SET EXERCISE - Output the material exactly, but drop every image it holds.

[START OF DATASET ROWS]

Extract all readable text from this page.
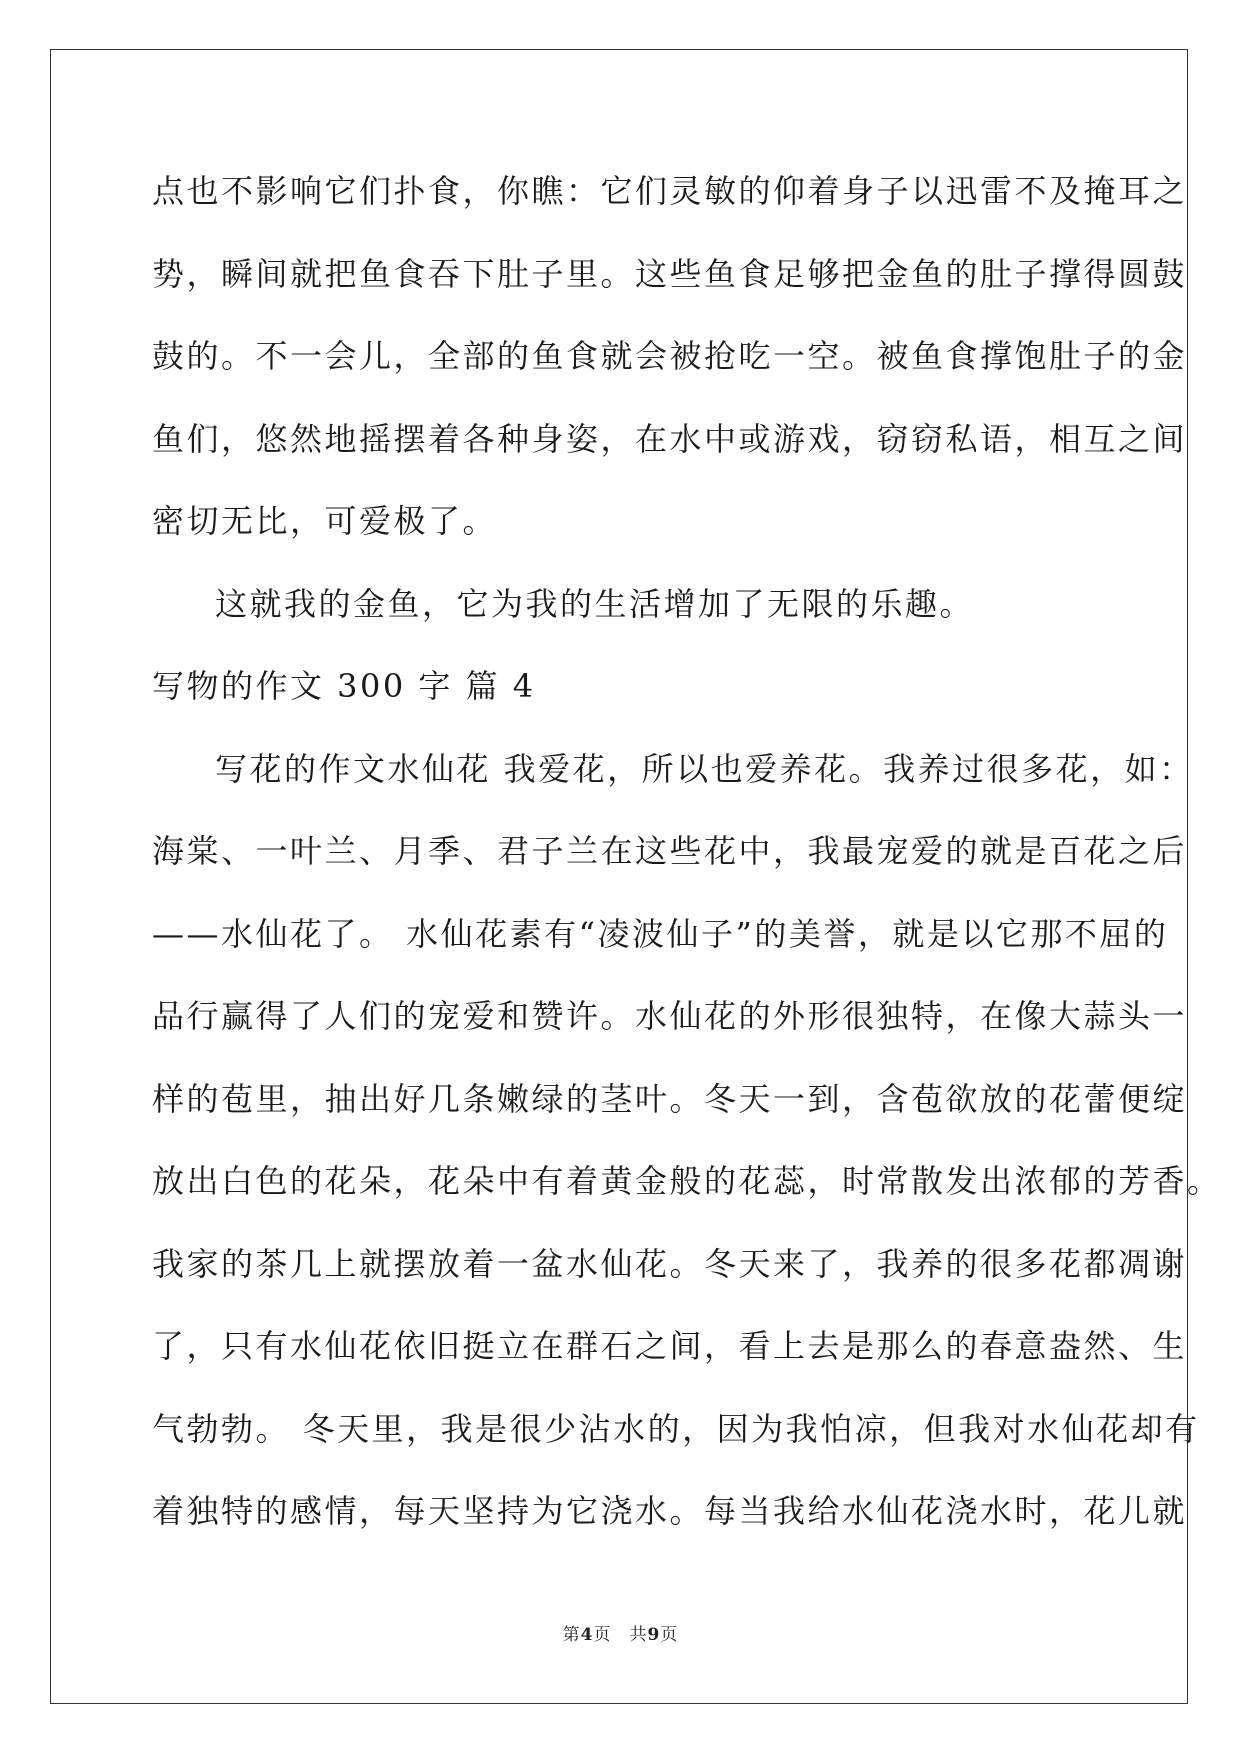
点也不影响它们扑食，你瞧：它们灵敏的仰着身子以迅雷不及掩耳之
势，瞬间就把鱼食吞下肚子里。这些鱼食足够把金鱼的肚子撑得圆鼓
鼓的。不一会儿，全部的鱼食就会被抢吃一空。被鱼食撑饱肚子的金
鱼们，悠然地摇摆着各种身姿，在水中或游戏，窃窃私语，相互之间
密切无比，可爱极了。
这就我的金鱼，它为我的生活增加了无限的乐趣。
写物的作文 300 字 篇 4
写花的作文水仙花 我爱花，所以也爱养花。我养过很多花，如：
海棠、一叶兰、月季、君子兰在这些花中，我最宠爱的就是百花之后
——水仙花了。 水仙花素有“凌波仙子”的美誉，就是以它那不屈的
品行赢得了人们的宠爱和赞许。水仙花的外形很独特，在像大蒜头一
样的苞里，抽出好几条嫩绿的茎叶。冬天一到，含苞欲放的花蕾便绽
放出白色的花朵，花朵中有着黄金般的花蕊，时常散发出浓郁的芳香。
我家的茶几上就摆放着一盆水仙花。冬天来了，我养的很多花都凋谢
了，只有水仙花依旧挺立在群石之间，看上去是那么的春意盎然、生
气勃勃。 冬天里，我是很少沾水的，因为我怕凉，但我对水仙花却有
着独特的感情，每天坚持为它浇水。每当我给水仙花浇水时，花儿就
第4页 共9页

[END OF DATASET ROWS]

RESPONSE -
Extract all readable text from this page.
点也不影响它们扑食，你瞧：它们灵敏的仰着身子以迅雷不及掩耳之
势，瞬间就把鱼食吞下肚子里。这些鱼食足够把金鱼的肚子撑得圆鼓
鼓的。不一会儿，全部的鱼食就会被抢吃一空。被鱼食撑饱肚子的金
鱼们，悠然地摇摆着各种身姿，在水中或游戏，窃窃私语，相互之间
密切无比，可爱极了。
这就我的金鱼，它为我的生活增加了无限的乐趣。
写物的作文 300 字 篇 4
写花的作文水仙花 我爱花，所以也爱养花。我养过很多花，如：
海棠、一叶兰、月季、君子兰在这些花中，我最宠爱的就是百花之后
——水仙花了。 水仙花素有“凌波仙子”的美誉，就是以它那不屈的
品行赢得了人们的宠爱和赞许。水仙花的外形很独特，在像大蒜头一
样的苞里，抽出好几条嫩绿的茎叶。冬天一到，含苞欲放的花蕾便绽
放出白色的花朵，花朵中有着黄金般的花蕊，时常散发出浓郁的芳香。
我家的茶几上就摆放着一盆水仙花。冬天来了，我养的很多花都凋谢
了，只有水仙花依旧挺立在群石之间，看上去是那么的春意盎然、生
气勃勃。 冬天里，我是很少沾水的，因为我怕凉，但我对水仙花却有
着独特的感情，每天坚持为它浇水。每当我给水仙花浇水时，花儿就
第4页 共9页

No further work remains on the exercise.